— BEGIN Exercise data —
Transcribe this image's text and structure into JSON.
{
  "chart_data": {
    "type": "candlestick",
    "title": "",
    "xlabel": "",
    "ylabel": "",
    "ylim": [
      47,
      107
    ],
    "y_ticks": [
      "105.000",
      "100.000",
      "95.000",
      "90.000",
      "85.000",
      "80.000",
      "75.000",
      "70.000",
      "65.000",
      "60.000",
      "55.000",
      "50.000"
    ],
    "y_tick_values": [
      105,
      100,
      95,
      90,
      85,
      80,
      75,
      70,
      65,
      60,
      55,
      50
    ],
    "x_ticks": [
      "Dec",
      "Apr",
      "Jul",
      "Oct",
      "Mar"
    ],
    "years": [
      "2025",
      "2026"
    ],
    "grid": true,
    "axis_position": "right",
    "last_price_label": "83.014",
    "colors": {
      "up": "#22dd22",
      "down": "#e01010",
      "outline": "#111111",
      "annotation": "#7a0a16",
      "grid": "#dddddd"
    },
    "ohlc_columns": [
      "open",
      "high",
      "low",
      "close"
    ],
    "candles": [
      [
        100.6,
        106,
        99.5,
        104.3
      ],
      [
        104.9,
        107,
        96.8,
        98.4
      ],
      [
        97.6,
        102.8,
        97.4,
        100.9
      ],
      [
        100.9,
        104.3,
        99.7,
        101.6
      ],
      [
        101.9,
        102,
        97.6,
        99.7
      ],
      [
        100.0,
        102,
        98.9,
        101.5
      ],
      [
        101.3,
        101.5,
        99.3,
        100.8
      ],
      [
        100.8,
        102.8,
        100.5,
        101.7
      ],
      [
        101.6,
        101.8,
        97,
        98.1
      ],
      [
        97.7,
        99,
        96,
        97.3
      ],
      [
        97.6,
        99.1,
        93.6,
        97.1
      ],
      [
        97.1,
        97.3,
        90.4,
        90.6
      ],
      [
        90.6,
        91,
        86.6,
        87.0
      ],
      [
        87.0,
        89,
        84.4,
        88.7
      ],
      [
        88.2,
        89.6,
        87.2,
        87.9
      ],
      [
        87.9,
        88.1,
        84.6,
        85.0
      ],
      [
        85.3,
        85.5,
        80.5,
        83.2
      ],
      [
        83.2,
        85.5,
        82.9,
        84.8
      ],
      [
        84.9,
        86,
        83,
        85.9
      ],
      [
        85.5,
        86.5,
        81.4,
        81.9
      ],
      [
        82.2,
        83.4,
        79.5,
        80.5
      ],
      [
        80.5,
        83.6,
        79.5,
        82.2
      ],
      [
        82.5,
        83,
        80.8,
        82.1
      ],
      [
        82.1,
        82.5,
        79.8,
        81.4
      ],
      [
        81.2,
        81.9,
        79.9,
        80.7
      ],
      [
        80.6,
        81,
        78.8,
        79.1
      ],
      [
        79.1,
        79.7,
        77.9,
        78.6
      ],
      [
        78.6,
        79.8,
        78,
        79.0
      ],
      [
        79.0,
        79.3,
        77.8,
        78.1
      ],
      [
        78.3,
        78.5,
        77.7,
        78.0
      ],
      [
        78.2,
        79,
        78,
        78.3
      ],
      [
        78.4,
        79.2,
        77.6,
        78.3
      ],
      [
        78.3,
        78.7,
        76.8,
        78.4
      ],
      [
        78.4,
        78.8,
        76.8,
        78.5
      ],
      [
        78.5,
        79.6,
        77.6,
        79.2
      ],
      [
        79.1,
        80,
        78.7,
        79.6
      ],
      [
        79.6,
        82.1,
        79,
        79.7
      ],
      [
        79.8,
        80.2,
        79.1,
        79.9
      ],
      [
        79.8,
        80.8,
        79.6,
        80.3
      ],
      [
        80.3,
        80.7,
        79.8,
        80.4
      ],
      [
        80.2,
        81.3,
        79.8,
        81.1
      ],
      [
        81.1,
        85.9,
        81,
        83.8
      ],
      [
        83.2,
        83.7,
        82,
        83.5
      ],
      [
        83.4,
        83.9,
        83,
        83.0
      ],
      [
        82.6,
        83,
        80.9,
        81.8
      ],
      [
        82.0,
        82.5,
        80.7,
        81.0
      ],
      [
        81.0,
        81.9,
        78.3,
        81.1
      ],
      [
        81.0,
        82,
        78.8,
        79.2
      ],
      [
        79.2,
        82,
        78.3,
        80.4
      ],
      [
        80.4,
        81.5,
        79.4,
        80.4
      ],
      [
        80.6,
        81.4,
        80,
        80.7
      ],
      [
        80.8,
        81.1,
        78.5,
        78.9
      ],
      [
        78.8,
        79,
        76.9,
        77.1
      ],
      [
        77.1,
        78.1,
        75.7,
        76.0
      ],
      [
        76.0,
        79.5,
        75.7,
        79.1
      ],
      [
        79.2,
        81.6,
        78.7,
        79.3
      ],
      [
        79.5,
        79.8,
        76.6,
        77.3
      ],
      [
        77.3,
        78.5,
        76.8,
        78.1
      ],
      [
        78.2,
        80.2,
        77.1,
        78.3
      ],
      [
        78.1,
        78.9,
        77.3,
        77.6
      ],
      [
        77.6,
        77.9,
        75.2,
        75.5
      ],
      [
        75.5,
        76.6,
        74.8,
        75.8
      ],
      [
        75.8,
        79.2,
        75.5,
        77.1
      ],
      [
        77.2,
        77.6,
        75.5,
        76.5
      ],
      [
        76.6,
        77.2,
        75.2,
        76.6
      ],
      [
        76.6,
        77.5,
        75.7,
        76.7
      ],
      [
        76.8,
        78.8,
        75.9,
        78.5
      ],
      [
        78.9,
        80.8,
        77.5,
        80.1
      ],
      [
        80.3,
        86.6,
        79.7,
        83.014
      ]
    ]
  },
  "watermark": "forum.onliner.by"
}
— END Exercise data —
» **Exercise instructions**:
Reproduce the entries above in full, verbatim.

» **Response to this exercise**:
Transcribe this image's text and structure into JSON.
{
  "chart_data": {
    "type": "candlestick",
    "title": "",
    "xlabel": "",
    "ylabel": "",
    "ylim": [
      47,
      107
    ],
    "y_ticks": [
      "105.000",
      "100.000",
      "95.000",
      "90.000",
      "85.000",
      "80.000",
      "75.000",
      "70.000",
      "65.000",
      "60.000",
      "55.000",
      "50.000"
    ],
    "y_tick_values": [
      105,
      100,
      95,
      90,
      85,
      80,
      75,
      70,
      65,
      60,
      55,
      50
    ],
    "x_ticks": [
      "Dec",
      "Apr",
      "Jul",
      "Oct",
      "Mar"
    ],
    "years": [
      "2025",
      "2026"
    ],
    "grid": true,
    "axis_position": "right",
    "last_price_label": "83.014",
    "colors": {
      "up": "#22dd22",
      "down": "#e01010",
      "outline": "#111111",
      "annotation": "#7a0a16",
      "grid": "#dddddd"
    },
    "ohlc_columns": [
      "open",
      "high",
      "low",
      "close"
    ],
    "candles": [
      [
        100.6,
        106,
        99.5,
        104.3
      ],
      [
        104.9,
        107,
        96.8,
        98.4
      ],
      [
        97.6,
        102.8,
        97.4,
        100.9
      ],
      [
        100.9,
        104.3,
        99.7,
        101.6
      ],
      [
        101.9,
        102,
        97.6,
        99.7
      ],
      [
        100.0,
        102,
        98.9,
        101.5
      ],
      [
        101.3,
        101.5,
        99.3,
        100.8
      ],
      [
        100.8,
        102.8,
        100.5,
        101.7
      ],
      [
        101.6,
        101.8,
        97,
        98.1
      ],
      [
        97.7,
        99,
        96,
        97.3
      ],
      [
        97.6,
        99.1,
        93.6,
        97.1
      ],
      [
        97.1,
        97.3,
        90.4,
        90.6
      ],
      [
        90.6,
        91,
        86.6,
        87.0
      ],
      [
        87.0,
        89,
        84.4,
        88.7
      ],
      [
        88.2,
        89.6,
        87.2,
        87.9
      ],
      [
        87.9,
        88.1,
        84.6,
        85.0
      ],
      [
        85.3,
        85.5,
        80.5,
        83.2
      ],
      [
        83.2,
        85.5,
        82.9,
        84.8
      ],
      [
        84.9,
        86,
        83,
        85.9
      ],
      [
        85.5,
        86.5,
        81.4,
        81.9
      ],
      [
        82.2,
        83.4,
        79.5,
        80.5
      ],
      [
        80.5,
        83.6,
        79.5,
        82.2
      ],
      [
        82.5,
        83,
        80.8,
        82.1
      ],
      [
        82.1,
        82.5,
        79.8,
        81.4
      ],
      [
        81.2,
        81.9,
        79.9,
        80.7
      ],
      [
        80.6,
        81,
        78.8,
        79.1
      ],
      [
        79.1,
        79.7,
        77.9,
        78.6
      ],
      [
        78.6,
        79.8,
        78,
        79.0
      ],
      [
        79.0,
        79.3,
        77.8,
        78.1
      ],
      [
        78.3,
        78.5,
        77.7,
        78.0
      ],
      [
        78.2,
        79,
        78,
        78.3
      ],
      [
        78.4,
        79.2,
        77.6,
        78.3
      ],
      [
        78.3,
        78.7,
        76.8,
        78.4
      ],
      [
        78.4,
        78.8,
        76.8,
        78.5
      ],
      [
        78.5,
        79.6,
        77.6,
        79.2
      ],
      [
        79.1,
        80,
        78.7,
        79.6
      ],
      [
        79.6,
        82.1,
        79,
        79.7
      ],
      [
        79.8,
        80.2,
        79.1,
        79.9
      ],
      [
        79.8,
        80.8,
        79.6,
        80.3
      ],
      [
        80.3,
        80.7,
        79.8,
        80.4
      ],
      [
        80.2,
        81.3,
        79.8,
        81.1
      ],
      [
        81.1,
        85.9,
        81,
        83.8
      ],
      [
        83.2,
        83.7,
        82,
        83.5
      ],
      [
        83.4,
        83.9,
        83,
        83.0
      ],
      [
        82.6,
        83,
        80.9,
        81.8
      ],
      [
        82.0,
        82.5,
        80.7,
        81.0
      ],
      [
        81.0,
        81.9,
        78.3,
        81.1
      ],
      [
        81.0,
        82,
        78.8,
        79.2
      ],
      [
        79.2,
        82,
        78.3,
        80.4
      ],
      [
        80.4,
        81.5,
        79.4,
        80.4
      ],
      [
        80.6,
        81.4,
        80,
        80.7
      ],
      [
        80.8,
        81.1,
        78.5,
        78.9
      ],
      [
        78.8,
        79,
        76.9,
        77.1
      ],
      [
        77.1,
        78.1,
        75.7,
        76.0
      ],
      [
        76.0,
        79.5,
        75.7,
        79.1
      ],
      [
        79.2,
        81.6,
        78.7,
        79.3
      ],
      [
        79.5,
        79.8,
        76.6,
        77.3
      ],
      [
        77.3,
        78.5,
        76.8,
        78.1
      ],
      [
        78.2,
        80.2,
        77.1,
        78.3
      ],
      [
        78.1,
        78.9,
        77.3,
        77.6
      ],
      [
        77.6,
        77.9,
        75.2,
        75.5
      ],
      [
        75.5,
        76.6,
        74.8,
        75.8
      ],
      [
        75.8,
        79.2,
        75.5,
        77.1
      ],
      [
        77.2,
        77.6,
        75.5,
        76.5
      ],
      [
        76.6,
        77.2,
        75.2,
        76.6
      ],
      [
        76.6,
        77.5,
        75.7,
        76.7
      ],
      [
        76.8,
        78.8,
        75.9,
        78.5
      ],
      [
        78.9,
        80.8,
        77.5,
        80.1
      ],
      [
        80.3,
        86.6,
        79.7,
        83.014
      ]
    ]
  },
  "watermark": "forum.onliner.by"
}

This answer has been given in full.